▸ **Aim**: Skip the images. Copy the records exactly as written.

▸ **Given data**:
--------------------------------
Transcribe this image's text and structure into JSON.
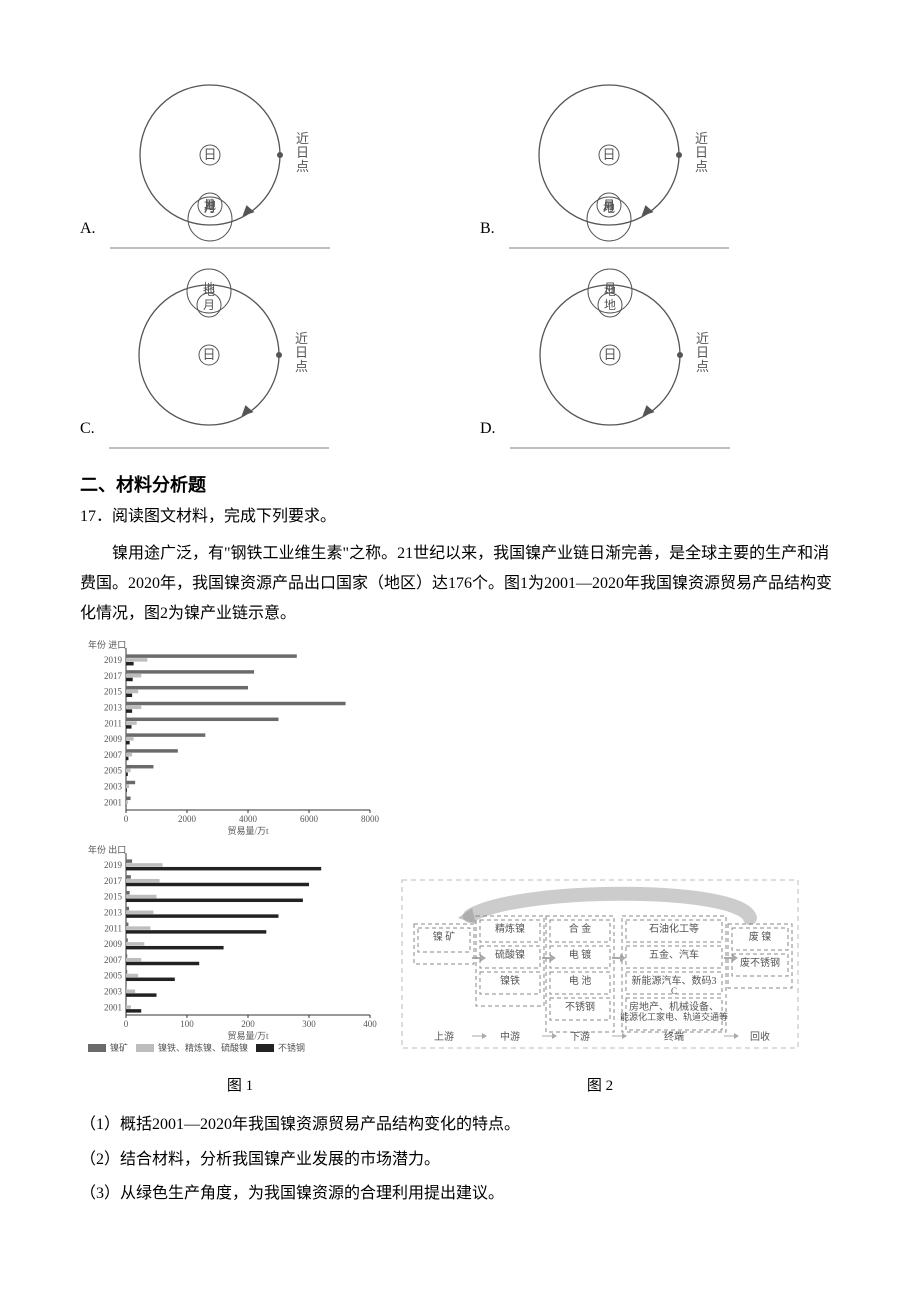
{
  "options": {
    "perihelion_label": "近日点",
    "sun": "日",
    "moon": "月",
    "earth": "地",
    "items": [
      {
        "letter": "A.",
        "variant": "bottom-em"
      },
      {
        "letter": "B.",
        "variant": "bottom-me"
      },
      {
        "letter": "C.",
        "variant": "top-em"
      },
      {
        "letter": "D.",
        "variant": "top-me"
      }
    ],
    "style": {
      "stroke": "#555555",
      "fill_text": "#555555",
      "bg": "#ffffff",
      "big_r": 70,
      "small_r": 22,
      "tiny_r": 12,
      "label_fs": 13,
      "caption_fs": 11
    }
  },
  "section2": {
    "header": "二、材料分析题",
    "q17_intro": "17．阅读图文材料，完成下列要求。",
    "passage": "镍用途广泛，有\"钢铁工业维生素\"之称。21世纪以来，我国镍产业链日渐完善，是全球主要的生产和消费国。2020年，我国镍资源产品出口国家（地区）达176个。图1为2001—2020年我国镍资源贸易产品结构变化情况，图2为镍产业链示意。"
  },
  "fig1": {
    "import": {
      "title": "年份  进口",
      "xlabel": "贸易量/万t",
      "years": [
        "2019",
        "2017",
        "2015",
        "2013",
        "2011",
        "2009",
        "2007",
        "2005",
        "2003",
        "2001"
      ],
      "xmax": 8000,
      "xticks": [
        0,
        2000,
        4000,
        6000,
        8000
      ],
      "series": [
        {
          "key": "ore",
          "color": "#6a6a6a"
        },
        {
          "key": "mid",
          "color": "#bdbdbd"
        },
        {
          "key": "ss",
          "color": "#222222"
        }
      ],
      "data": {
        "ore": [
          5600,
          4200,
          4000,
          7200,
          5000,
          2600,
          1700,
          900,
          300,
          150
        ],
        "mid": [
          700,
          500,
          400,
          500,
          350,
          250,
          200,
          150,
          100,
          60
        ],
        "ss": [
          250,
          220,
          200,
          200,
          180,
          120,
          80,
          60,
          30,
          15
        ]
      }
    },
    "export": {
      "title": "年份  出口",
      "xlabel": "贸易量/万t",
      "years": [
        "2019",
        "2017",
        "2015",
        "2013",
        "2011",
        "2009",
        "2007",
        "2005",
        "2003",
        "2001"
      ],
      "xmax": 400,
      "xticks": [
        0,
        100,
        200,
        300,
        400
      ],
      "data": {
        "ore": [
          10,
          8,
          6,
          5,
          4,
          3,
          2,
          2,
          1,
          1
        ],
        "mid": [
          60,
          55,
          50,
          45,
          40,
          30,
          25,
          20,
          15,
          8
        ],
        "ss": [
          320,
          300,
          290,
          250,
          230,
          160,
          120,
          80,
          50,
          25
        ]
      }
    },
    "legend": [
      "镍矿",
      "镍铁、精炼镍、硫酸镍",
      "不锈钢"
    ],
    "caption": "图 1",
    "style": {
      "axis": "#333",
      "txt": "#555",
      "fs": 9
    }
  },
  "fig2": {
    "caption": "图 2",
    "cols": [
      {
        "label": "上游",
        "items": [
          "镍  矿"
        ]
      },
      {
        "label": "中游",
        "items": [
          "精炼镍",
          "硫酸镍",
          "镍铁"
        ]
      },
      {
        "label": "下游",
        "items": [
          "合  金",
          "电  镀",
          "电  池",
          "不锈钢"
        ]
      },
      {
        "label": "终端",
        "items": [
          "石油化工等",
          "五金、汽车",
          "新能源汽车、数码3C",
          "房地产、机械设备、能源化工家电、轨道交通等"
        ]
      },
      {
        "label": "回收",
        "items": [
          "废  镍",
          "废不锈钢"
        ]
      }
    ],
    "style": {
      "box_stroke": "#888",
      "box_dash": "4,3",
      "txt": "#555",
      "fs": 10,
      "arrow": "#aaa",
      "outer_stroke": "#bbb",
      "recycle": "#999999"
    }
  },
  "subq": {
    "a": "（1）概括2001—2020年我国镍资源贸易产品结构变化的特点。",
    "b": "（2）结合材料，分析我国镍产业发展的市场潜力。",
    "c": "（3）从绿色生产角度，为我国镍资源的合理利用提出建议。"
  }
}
--------------------------------
▸ **Solution to this exercise**:
Transcribe this image's text and structure into JSON.
{
  "options": {
    "perihelion_label": "近日点",
    "sun": "日",
    "moon": "月",
    "earth": "地",
    "items": [
      {
        "letter": "A.",
        "variant": "bottom-em"
      },
      {
        "letter": "B.",
        "variant": "bottom-me"
      },
      {
        "letter": "C.",
        "variant": "top-em"
      },
      {
        "letter": "D.",
        "variant": "top-me"
      }
    ],
    "style": {
      "stroke": "#555555",
      "fill_text": "#555555",
      "bg": "#ffffff",
      "big_r": 70,
      "small_r": 22,
      "tiny_r": 12,
      "label_fs": 13,
      "caption_fs": 11
    }
  },
  "section2": {
    "header": "二、材料分析题",
    "q17_intro": "17．阅读图文材料，完成下列要求。",
    "passage": "镍用途广泛，有\"钢铁工业维生素\"之称。21世纪以来，我国镍产业链日渐完善，是全球主要的生产和消费国。2020年，我国镍资源产品出口国家（地区）达176个。图1为2001—2020年我国镍资源贸易产品结构变化情况，图2为镍产业链示意。"
  },
  "fig1": {
    "import": {
      "title": "年份  进口",
      "xlabel": "贸易量/万t",
      "years": [
        "2019",
        "2017",
        "2015",
        "2013",
        "2011",
        "2009",
        "2007",
        "2005",
        "2003",
        "2001"
      ],
      "xmax": 8000,
      "xticks": [
        0,
        2000,
        4000,
        6000,
        8000
      ],
      "series": [
        {
          "key": "ore",
          "color": "#6a6a6a"
        },
        {
          "key": "mid",
          "color": "#bdbdbd"
        },
        {
          "key": "ss",
          "color": "#222222"
        }
      ],
      "data": {
        "ore": [
          5600,
          4200,
          4000,
          7200,
          5000,
          2600,
          1700,
          900,
          300,
          150
        ],
        "mid": [
          700,
          500,
          400,
          500,
          350,
          250,
          200,
          150,
          100,
          60
        ],
        "ss": [
          250,
          220,
          200,
          200,
          180,
          120,
          80,
          60,
          30,
          15
        ]
      }
    },
    "export": {
      "title": "年份  出口",
      "xlabel": "贸易量/万t",
      "years": [
        "2019",
        "2017",
        "2015",
        "2013",
        "2011",
        "2009",
        "2007",
        "2005",
        "2003",
        "2001"
      ],
      "xmax": 400,
      "xticks": [
        0,
        100,
        200,
        300,
        400
      ],
      "data": {
        "ore": [
          10,
          8,
          6,
          5,
          4,
          3,
          2,
          2,
          1,
          1
        ],
        "mid": [
          60,
          55,
          50,
          45,
          40,
          30,
          25,
          20,
          15,
          8
        ],
        "ss": [
          320,
          300,
          290,
          250,
          230,
          160,
          120,
          80,
          50,
          25
        ]
      }
    },
    "legend": [
      "镍矿",
      "镍铁、精炼镍、硫酸镍",
      "不锈钢"
    ],
    "caption": "图 1",
    "style": {
      "axis": "#333",
      "txt": "#555",
      "fs": 9
    }
  },
  "fig2": {
    "caption": "图 2",
    "cols": [
      {
        "label": "上游",
        "items": [
          "镍  矿"
        ]
      },
      {
        "label": "中游",
        "items": [
          "精炼镍",
          "硫酸镍",
          "镍铁"
        ]
      },
      {
        "label": "下游",
        "items": [
          "合  金",
          "电  镀",
          "电  池",
          "不锈钢"
        ]
      },
      {
        "label": "终端",
        "items": [
          "石油化工等",
          "五金、汽车",
          "新能源汽车、数码3C",
          "房地产、机械设备、能源化工家电、轨道交通等"
        ]
      },
      {
        "label": "回收",
        "items": [
          "废  镍",
          "废不锈钢"
        ]
      }
    ],
    "style": {
      "box_stroke": "#888",
      "box_dash": "4,3",
      "txt": "#555",
      "fs": 10,
      "arrow": "#aaa",
      "outer_stroke": "#bbb",
      "recycle": "#999999"
    }
  },
  "subq": {
    "a": "（1）概括2001—2020年我国镍资源贸易产品结构变化的特点。",
    "b": "（2）结合材料，分析我国镍产业发展的市场潜力。",
    "c": "（3）从绿色生产角度，为我国镍资源的合理利用提出建议。"
  }
}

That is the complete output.